═════ SOURCE RECORDS ═════
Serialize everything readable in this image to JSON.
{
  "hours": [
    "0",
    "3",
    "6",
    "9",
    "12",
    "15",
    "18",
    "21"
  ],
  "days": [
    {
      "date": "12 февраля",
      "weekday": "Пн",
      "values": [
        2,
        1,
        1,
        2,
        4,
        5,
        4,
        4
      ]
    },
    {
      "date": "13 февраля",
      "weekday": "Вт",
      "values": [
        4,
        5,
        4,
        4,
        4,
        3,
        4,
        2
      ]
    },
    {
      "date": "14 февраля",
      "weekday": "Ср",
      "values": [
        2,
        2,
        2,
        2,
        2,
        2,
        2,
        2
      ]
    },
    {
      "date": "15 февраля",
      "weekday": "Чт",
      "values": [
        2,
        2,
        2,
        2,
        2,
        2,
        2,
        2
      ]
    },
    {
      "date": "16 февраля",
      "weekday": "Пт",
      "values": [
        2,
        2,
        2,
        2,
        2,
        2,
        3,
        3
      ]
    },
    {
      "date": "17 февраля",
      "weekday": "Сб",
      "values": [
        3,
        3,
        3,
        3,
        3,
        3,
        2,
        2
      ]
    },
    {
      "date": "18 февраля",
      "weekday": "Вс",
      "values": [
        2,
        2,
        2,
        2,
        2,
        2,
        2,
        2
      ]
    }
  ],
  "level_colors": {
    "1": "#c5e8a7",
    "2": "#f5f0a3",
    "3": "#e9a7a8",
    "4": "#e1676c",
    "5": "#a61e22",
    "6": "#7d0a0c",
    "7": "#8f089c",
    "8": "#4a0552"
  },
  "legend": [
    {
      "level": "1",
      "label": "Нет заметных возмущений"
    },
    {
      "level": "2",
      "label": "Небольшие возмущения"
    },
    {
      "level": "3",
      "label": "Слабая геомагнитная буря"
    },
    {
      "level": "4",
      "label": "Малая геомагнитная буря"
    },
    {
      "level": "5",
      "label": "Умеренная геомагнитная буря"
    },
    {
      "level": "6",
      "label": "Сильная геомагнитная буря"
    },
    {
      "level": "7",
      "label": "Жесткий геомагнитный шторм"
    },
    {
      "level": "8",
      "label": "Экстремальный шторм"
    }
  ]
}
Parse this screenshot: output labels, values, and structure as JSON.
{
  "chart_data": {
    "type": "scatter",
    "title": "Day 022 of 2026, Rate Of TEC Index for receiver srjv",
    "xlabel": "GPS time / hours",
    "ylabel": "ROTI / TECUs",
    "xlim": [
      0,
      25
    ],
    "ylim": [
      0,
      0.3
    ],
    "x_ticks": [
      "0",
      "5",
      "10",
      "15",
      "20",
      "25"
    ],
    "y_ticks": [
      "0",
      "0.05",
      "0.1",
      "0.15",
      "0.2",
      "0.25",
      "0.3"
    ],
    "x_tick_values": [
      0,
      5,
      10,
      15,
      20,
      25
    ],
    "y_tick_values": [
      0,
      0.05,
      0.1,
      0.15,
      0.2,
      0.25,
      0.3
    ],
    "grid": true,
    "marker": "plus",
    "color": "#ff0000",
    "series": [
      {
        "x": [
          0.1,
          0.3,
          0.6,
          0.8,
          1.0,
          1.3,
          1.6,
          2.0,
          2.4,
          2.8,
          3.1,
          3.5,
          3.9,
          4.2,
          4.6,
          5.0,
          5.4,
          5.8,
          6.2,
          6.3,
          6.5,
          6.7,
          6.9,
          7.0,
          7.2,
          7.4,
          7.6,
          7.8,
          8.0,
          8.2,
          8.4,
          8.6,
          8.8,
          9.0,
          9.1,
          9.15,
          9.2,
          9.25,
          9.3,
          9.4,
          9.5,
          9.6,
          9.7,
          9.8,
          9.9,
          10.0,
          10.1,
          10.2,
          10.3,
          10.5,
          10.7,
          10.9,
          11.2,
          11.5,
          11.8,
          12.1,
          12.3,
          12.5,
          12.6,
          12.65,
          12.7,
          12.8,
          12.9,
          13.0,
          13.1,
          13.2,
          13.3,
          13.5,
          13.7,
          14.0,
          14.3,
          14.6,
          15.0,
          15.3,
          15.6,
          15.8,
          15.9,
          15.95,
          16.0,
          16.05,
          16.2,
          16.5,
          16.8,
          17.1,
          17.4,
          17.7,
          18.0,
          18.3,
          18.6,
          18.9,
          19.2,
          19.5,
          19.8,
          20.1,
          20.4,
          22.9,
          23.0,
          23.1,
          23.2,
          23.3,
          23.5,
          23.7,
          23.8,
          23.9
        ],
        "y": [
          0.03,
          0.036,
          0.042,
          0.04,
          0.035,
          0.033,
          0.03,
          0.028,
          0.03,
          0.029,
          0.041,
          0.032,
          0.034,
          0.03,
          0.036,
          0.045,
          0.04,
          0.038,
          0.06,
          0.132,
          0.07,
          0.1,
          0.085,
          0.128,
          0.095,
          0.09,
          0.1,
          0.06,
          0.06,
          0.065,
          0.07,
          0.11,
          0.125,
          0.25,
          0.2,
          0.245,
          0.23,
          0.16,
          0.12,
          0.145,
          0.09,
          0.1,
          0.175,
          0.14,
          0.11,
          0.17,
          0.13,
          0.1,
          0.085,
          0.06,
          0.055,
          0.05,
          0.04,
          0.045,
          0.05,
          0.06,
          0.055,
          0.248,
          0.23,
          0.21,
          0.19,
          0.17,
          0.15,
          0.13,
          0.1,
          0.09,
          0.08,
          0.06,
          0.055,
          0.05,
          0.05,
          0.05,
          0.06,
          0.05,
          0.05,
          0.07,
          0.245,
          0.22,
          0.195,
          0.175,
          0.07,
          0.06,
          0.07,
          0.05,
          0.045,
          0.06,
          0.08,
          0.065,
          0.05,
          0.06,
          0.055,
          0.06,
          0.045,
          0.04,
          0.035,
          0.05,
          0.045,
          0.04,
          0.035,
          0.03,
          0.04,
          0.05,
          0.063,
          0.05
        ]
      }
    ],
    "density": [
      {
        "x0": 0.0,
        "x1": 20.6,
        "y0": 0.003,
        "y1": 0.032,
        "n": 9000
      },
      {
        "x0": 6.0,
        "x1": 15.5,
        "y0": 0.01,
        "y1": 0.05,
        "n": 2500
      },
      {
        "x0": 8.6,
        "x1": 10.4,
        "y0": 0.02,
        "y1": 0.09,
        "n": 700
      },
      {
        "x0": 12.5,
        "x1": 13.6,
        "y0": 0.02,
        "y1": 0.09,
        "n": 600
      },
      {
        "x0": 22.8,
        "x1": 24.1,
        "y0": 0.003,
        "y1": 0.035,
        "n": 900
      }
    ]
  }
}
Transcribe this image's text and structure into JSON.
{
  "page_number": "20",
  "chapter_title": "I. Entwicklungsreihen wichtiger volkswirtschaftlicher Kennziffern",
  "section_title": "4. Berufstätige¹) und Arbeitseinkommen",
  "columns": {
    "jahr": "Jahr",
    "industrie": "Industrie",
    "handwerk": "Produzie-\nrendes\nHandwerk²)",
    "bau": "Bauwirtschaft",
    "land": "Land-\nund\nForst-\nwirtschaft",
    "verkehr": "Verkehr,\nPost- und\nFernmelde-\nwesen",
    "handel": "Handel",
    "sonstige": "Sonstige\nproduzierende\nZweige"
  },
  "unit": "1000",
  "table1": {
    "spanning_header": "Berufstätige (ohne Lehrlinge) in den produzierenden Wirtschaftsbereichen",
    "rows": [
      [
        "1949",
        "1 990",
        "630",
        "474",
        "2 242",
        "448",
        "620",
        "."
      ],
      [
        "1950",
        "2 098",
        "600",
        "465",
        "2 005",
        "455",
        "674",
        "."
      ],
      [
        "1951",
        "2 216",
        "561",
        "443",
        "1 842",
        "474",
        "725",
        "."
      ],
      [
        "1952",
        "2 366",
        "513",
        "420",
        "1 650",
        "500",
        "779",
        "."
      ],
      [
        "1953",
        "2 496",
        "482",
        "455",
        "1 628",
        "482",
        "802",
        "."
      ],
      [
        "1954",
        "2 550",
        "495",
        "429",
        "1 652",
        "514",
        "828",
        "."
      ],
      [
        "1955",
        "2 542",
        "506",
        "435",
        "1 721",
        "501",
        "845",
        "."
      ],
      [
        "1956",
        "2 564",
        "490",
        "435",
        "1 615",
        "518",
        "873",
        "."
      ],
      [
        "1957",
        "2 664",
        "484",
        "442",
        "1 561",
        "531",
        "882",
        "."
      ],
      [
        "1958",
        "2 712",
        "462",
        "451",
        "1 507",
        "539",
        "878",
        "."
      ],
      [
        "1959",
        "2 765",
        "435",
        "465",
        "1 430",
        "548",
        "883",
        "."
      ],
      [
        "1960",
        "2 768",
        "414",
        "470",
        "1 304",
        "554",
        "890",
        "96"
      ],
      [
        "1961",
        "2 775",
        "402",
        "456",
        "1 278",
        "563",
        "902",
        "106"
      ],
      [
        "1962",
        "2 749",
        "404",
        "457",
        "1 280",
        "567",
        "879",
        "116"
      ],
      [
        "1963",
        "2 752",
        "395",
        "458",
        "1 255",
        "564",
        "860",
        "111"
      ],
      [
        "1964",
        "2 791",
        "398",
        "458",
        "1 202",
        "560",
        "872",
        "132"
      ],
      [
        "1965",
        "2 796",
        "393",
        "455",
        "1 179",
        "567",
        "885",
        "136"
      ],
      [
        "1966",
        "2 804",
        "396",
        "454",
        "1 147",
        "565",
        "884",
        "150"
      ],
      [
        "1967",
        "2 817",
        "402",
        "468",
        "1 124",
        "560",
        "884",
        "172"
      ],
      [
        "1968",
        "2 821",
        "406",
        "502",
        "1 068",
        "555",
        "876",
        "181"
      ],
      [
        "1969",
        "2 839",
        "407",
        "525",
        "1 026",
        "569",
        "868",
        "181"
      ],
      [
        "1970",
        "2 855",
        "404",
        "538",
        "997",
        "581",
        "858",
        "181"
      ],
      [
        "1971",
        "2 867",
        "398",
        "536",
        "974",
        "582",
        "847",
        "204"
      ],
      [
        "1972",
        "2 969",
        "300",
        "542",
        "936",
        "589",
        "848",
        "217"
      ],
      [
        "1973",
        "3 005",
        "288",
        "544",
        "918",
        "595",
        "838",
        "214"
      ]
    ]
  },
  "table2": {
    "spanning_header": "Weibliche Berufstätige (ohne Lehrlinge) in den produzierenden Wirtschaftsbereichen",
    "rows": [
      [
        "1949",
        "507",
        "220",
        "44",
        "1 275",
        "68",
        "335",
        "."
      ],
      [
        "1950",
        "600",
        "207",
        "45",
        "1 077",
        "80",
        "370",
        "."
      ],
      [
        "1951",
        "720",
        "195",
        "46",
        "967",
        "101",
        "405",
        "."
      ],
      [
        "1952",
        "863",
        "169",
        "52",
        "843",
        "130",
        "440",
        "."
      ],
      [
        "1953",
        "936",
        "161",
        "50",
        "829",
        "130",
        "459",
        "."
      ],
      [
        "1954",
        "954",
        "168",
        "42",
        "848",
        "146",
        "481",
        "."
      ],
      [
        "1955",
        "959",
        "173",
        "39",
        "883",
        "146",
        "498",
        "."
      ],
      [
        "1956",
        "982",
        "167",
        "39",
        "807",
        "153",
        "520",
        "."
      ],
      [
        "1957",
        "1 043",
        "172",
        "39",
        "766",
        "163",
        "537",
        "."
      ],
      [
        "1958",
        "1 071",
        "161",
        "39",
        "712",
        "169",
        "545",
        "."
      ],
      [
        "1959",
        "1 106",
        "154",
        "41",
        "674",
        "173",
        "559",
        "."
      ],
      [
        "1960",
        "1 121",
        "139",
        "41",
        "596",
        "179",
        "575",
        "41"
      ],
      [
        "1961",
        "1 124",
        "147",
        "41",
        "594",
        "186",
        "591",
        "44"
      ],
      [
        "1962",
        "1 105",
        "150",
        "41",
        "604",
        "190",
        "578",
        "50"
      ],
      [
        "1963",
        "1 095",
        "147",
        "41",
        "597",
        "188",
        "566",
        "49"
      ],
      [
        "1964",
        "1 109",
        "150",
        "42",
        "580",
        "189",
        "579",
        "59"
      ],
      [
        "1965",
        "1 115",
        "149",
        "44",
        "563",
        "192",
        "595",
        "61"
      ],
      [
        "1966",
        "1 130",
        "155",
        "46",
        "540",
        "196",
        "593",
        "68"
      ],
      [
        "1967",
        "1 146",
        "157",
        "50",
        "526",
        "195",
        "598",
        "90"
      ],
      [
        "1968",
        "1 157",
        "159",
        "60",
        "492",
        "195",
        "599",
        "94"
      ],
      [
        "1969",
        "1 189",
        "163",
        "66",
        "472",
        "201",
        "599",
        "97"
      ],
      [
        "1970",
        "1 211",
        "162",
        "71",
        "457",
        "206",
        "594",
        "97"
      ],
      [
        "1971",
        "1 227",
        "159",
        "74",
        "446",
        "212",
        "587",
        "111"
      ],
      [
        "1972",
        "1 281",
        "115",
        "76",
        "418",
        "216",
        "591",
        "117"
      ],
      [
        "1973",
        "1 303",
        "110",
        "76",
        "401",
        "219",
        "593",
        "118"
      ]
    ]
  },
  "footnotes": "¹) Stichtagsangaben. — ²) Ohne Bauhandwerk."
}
═════
» **DIRECTIONS FOR THIS TASK**: Pick out and copy every line that contains the word "февраля".

» **TASK OUTPUT**:
      "date": "12 февраля",
      "date": "13 февраля",
      "date": "14 февраля",
      "date": "15 февраля",
      "date": "16 февраля",
      "date": "17 февраля",
      "date": "18 февраля",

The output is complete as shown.